----- DATASET RECORDS -----

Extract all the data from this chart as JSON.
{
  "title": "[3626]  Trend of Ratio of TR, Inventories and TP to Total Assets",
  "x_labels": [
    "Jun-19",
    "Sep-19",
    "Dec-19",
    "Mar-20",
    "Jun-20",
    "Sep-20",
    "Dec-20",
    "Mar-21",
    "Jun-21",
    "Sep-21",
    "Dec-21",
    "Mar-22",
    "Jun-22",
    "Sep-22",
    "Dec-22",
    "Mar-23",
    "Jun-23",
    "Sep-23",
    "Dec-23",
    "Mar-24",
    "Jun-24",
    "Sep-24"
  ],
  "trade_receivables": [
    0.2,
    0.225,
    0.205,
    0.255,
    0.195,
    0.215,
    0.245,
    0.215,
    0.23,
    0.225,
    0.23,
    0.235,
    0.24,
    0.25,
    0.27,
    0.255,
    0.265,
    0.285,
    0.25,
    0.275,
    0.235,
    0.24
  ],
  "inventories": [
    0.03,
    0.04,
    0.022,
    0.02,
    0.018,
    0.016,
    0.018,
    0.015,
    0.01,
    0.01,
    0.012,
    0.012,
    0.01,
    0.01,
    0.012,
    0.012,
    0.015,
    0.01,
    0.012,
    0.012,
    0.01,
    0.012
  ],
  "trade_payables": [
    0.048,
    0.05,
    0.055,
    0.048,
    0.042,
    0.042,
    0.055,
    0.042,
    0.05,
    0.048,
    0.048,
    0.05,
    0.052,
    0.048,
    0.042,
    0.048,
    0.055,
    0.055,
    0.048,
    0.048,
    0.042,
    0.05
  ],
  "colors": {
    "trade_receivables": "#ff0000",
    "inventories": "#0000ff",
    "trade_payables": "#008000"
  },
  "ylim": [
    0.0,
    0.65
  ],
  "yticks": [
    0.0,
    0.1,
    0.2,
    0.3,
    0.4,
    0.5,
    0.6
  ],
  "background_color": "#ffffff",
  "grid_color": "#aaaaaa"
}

-----

■ **TASK TO CARRY OUT**: Extract the data exactly as given.

■ **SOLUTION**:
Extract all the data from this chart as JSON.
{
  "title": "[3626]  Trend of Ratio of TR, Inventories and TP to Total Assets",
  "x_labels": [
    "Jun-19",
    "Sep-19",
    "Dec-19",
    "Mar-20",
    "Jun-20",
    "Sep-20",
    "Dec-20",
    "Mar-21",
    "Jun-21",
    "Sep-21",
    "Dec-21",
    "Mar-22",
    "Jun-22",
    "Sep-22",
    "Dec-22",
    "Mar-23",
    "Jun-23",
    "Sep-23",
    "Dec-23",
    "Mar-24",
    "Jun-24",
    "Sep-24"
  ],
  "trade_receivables": [
    0.2,
    0.225,
    0.205,
    0.255,
    0.195,
    0.215,
    0.245,
    0.215,
    0.23,
    0.225,
    0.23,
    0.235,
    0.24,
    0.25,
    0.27,
    0.255,
    0.265,
    0.285,
    0.25,
    0.275,
    0.235,
    0.24
  ],
  "inventories": [
    0.03,
    0.04,
    0.022,
    0.02,
    0.018,
    0.016,
    0.018,
    0.015,
    0.01,
    0.01,
    0.012,
    0.012,
    0.01,
    0.01,
    0.012,
    0.012,
    0.015,
    0.01,
    0.012,
    0.012,
    0.01,
    0.012
  ],
  "trade_payables": [
    0.048,
    0.05,
    0.055,
    0.048,
    0.042,
    0.042,
    0.055,
    0.042,
    0.05,
    0.048,
    0.048,
    0.05,
    0.052,
    0.048,
    0.042,
    0.048,
    0.055,
    0.055,
    0.048,
    0.048,
    0.042,
    0.05
  ],
  "colors": {
    "trade_receivables": "#ff0000",
    "inventories": "#0000ff",
    "trade_payables": "#008000"
  },
  "ylim": [
    0.0,
    0.65
  ],
  "yticks": [
    0.0,
    0.1,
    0.2,
    0.3,
    0.4,
    0.5,
    0.6
  ],
  "background_color": "#ffffff",
  "grid_color": "#aaaaaa"
}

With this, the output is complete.